- [THE TASK]: Determine how many lines include "worked". Give the number and nothing else.

- [DATA IN THIS EXERCISE]:
'''
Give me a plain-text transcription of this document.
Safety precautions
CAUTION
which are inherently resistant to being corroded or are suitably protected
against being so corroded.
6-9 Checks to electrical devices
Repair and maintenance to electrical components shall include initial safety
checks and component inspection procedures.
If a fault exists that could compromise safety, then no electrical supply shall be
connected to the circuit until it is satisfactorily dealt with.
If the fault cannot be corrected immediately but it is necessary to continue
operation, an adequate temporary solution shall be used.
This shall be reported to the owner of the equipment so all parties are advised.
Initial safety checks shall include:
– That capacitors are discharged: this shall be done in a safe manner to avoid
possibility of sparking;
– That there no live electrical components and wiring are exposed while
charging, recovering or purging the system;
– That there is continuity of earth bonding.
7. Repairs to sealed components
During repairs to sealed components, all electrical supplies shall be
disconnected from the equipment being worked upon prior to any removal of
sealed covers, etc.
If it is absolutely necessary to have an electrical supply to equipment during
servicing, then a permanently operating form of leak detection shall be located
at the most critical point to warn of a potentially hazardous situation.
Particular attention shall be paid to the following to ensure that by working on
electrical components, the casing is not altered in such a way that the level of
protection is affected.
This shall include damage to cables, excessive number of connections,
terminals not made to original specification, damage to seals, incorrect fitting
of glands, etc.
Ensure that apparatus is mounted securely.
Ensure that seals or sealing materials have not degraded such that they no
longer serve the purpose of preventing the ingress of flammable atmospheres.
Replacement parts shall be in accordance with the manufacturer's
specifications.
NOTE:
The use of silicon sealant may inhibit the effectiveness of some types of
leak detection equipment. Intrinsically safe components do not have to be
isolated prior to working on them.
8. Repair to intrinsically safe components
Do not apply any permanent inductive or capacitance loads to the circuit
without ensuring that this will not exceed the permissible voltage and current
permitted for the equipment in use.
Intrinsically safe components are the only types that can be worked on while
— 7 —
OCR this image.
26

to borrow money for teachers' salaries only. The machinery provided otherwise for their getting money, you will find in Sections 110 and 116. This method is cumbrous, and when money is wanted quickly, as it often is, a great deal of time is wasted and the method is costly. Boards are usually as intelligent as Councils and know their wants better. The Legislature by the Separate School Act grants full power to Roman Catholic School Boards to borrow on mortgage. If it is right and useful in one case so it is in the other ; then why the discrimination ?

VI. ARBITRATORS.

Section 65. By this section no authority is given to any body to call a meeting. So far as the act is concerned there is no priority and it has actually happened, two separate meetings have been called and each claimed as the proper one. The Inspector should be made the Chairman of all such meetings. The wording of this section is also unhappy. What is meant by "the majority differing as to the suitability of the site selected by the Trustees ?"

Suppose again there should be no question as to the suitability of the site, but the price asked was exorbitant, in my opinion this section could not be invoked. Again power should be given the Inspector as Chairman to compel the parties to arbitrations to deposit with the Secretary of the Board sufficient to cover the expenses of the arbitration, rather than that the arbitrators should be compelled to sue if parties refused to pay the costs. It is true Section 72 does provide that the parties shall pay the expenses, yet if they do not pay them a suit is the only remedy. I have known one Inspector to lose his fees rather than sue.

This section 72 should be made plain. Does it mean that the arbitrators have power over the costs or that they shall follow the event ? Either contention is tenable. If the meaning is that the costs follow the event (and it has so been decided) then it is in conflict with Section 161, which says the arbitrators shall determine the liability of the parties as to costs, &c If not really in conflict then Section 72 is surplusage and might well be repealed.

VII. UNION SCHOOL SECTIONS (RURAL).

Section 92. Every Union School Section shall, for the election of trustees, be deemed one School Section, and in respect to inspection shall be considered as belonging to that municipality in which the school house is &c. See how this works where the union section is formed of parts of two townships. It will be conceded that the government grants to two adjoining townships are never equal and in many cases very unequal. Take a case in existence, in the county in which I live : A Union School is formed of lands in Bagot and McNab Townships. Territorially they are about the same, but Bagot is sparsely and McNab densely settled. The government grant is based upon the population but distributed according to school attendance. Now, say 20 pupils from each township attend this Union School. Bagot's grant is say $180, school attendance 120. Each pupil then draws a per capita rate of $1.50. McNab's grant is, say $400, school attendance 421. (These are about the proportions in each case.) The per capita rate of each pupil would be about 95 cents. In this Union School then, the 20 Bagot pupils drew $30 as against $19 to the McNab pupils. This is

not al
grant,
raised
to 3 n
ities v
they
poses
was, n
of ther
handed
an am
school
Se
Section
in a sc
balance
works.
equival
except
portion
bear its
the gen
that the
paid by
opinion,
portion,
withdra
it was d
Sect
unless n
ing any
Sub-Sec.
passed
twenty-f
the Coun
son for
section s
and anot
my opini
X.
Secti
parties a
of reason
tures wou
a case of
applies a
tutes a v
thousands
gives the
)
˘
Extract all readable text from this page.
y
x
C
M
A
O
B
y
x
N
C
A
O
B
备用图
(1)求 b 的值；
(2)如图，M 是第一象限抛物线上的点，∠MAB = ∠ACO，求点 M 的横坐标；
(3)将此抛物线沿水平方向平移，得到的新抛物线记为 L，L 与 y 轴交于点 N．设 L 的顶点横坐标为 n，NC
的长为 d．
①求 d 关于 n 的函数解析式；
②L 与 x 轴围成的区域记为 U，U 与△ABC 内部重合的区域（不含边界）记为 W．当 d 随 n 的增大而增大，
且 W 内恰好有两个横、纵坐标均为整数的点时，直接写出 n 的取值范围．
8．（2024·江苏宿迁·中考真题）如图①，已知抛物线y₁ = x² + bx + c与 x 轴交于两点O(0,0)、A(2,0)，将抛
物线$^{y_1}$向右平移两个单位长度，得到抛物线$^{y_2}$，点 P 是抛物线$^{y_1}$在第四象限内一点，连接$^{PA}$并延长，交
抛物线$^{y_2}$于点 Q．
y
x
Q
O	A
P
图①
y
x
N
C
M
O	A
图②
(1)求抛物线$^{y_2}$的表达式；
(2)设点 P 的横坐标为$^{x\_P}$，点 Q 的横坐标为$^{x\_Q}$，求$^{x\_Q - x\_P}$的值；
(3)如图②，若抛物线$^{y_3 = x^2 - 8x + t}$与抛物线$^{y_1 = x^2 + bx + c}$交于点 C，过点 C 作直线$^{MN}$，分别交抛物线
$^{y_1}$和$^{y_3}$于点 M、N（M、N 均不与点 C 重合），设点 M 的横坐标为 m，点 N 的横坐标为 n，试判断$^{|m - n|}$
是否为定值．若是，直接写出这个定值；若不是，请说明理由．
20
'''
- [RESULT OF THIS EXERCISE]: 2